Each line that contains the string "title" counts once; report how many such lines appear in the data, as a number only.
─── Supplied data ───
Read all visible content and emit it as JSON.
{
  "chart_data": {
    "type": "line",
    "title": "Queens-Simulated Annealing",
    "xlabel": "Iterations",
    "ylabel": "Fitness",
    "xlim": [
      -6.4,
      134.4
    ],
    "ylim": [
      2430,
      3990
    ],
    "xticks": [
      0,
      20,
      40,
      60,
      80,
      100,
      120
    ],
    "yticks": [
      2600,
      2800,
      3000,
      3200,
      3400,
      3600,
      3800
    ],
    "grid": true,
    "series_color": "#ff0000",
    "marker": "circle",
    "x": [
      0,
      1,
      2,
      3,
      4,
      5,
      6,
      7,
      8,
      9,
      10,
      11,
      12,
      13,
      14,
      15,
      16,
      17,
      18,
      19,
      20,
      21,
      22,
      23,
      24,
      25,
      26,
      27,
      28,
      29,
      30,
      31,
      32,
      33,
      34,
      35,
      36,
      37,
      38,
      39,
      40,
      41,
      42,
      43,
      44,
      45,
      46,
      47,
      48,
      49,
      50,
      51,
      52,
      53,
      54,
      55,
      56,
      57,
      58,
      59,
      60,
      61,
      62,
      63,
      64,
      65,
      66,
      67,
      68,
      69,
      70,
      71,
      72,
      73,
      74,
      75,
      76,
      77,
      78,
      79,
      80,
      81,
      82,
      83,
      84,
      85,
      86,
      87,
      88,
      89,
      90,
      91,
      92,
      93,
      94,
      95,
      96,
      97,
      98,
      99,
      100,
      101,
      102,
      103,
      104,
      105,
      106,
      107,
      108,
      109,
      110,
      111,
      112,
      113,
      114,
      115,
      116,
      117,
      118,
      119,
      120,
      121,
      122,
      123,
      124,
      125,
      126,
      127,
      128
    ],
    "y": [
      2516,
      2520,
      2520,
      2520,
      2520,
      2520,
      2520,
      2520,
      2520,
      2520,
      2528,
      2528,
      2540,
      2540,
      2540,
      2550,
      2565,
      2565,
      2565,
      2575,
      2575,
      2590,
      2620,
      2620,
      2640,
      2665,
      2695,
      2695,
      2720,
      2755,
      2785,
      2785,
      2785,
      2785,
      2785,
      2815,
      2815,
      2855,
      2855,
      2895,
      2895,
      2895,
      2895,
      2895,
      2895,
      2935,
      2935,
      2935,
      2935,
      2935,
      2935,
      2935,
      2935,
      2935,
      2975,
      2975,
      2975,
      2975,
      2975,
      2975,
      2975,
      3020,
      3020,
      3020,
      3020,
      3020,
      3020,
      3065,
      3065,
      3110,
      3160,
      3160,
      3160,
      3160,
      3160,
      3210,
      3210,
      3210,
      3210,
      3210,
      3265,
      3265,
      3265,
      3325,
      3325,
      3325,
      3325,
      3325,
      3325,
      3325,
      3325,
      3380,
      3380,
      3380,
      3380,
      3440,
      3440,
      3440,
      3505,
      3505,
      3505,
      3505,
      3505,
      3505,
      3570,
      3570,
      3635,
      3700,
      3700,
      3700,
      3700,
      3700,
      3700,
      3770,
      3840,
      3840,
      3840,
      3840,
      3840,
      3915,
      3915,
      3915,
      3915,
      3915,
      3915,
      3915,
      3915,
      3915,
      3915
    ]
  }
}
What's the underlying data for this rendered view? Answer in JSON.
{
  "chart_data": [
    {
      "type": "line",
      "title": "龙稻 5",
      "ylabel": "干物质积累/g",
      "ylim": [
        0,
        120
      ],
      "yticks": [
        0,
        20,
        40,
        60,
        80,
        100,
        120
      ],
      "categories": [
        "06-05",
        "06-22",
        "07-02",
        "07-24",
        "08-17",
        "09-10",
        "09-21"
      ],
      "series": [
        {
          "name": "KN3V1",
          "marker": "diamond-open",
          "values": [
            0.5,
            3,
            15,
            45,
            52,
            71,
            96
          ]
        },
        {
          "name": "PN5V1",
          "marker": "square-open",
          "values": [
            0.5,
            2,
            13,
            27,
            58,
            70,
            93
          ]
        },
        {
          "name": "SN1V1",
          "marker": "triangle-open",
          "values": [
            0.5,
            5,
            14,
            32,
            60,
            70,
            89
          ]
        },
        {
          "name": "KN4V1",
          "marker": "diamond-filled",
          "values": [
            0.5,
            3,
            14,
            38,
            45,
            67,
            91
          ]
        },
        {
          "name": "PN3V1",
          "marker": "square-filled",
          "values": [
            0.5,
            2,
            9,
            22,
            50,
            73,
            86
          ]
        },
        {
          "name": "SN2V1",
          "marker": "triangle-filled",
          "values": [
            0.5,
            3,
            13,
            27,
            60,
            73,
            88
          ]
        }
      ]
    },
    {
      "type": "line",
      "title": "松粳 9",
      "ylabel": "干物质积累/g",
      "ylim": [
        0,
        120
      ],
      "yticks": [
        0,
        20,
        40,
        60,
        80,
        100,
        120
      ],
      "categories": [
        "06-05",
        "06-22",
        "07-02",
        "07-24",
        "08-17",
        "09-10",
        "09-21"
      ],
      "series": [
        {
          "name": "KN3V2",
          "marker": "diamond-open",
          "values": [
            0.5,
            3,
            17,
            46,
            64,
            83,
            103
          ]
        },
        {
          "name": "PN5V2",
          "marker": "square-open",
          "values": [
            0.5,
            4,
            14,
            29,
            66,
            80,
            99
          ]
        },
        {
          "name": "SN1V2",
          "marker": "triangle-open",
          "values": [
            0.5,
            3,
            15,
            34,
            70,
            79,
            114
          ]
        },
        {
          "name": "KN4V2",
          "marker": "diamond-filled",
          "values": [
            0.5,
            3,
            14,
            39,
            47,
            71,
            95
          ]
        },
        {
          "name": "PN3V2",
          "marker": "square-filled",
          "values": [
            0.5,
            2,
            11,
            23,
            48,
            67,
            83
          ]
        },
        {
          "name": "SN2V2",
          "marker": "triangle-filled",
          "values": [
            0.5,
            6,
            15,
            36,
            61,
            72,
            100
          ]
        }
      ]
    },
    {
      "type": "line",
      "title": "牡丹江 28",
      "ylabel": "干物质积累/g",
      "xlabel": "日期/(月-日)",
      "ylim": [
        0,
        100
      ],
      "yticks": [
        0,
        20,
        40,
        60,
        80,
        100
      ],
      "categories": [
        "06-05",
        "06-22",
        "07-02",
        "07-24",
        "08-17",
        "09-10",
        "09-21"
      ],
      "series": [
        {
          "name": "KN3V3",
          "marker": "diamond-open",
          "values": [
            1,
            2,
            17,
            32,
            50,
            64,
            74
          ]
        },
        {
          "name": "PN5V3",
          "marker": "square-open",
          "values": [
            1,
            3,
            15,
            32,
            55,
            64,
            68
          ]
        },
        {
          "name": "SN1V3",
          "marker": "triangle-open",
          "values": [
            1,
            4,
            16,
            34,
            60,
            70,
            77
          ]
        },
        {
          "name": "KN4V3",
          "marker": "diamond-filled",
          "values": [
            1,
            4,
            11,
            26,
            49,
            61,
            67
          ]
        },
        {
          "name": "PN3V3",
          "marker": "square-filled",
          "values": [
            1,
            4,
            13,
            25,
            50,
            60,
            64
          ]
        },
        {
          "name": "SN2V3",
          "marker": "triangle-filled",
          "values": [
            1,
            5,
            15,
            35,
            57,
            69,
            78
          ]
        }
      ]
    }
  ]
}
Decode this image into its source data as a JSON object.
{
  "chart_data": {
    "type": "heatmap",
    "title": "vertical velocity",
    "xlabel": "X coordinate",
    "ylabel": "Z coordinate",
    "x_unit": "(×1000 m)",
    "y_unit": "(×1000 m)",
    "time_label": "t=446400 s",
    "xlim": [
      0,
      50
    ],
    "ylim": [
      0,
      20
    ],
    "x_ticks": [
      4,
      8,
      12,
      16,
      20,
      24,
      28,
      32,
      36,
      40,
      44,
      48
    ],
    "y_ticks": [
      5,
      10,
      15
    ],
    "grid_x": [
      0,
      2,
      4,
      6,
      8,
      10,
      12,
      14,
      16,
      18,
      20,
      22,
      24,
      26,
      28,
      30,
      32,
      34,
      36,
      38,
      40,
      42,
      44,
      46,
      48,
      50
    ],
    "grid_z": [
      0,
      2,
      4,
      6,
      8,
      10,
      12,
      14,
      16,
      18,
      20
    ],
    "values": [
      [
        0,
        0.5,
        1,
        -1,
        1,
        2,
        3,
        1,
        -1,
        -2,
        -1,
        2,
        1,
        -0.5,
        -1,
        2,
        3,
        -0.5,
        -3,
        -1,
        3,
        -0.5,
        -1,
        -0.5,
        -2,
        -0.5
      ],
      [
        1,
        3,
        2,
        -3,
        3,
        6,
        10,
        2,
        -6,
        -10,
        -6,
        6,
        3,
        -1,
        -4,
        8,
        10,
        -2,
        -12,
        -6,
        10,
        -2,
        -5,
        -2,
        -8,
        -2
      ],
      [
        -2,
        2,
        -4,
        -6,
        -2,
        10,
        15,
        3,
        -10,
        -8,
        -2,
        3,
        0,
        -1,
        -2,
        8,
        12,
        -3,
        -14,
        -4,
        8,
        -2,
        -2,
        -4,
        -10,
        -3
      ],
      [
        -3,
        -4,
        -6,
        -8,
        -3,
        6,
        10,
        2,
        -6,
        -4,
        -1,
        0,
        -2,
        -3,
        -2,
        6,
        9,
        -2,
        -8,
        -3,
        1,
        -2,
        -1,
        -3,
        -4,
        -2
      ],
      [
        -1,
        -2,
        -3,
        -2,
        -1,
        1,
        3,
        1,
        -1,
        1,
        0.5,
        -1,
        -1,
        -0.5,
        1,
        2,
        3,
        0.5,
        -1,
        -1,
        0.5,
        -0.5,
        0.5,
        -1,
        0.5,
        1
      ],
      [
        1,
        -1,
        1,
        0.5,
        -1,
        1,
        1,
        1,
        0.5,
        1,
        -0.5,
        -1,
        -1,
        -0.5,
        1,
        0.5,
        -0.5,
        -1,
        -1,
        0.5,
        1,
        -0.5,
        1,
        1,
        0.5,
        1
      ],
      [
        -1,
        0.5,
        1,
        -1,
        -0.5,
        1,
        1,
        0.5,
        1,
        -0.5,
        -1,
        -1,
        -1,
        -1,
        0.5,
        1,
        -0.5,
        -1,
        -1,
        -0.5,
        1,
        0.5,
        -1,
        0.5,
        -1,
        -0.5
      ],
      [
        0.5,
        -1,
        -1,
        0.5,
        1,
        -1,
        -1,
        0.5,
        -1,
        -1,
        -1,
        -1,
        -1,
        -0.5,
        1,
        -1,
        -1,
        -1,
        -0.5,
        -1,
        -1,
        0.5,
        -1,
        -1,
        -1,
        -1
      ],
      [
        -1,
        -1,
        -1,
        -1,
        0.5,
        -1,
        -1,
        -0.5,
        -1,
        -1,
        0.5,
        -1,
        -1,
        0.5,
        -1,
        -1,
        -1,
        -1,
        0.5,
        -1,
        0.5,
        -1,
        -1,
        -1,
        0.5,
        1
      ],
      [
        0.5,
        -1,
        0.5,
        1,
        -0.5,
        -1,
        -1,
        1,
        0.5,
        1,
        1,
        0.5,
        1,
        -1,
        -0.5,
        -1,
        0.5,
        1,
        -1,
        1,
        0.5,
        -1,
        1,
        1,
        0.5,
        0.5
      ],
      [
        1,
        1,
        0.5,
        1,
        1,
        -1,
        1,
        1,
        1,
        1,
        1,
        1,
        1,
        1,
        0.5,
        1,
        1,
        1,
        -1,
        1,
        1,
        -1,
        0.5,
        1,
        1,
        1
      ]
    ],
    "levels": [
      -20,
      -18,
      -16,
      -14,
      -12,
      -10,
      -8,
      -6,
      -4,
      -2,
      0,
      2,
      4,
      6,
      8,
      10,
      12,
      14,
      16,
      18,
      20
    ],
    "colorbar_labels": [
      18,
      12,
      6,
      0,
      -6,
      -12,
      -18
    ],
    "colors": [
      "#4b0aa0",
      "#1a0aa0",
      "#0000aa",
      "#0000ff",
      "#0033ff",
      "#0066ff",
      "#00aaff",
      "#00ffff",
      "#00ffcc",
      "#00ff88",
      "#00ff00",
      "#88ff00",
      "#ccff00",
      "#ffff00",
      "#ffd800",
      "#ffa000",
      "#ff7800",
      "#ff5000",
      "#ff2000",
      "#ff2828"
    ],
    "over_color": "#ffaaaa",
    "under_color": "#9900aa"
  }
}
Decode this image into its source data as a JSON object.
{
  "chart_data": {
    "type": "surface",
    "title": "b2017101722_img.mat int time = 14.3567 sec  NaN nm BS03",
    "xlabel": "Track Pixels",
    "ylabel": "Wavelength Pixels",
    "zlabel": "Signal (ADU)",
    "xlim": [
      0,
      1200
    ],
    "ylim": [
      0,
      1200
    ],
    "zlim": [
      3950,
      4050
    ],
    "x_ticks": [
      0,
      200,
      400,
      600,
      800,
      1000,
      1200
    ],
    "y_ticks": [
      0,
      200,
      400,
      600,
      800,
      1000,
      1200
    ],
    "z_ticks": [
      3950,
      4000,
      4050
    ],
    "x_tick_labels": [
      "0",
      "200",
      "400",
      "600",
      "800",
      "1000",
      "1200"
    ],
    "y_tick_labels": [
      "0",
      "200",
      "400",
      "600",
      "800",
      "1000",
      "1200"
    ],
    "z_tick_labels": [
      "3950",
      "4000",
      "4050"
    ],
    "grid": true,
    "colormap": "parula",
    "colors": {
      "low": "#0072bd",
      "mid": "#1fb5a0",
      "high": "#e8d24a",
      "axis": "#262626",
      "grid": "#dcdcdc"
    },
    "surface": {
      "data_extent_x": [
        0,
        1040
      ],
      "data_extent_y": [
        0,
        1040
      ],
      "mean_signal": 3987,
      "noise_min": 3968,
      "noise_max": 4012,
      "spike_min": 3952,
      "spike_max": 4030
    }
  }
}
───
**Written answer**
6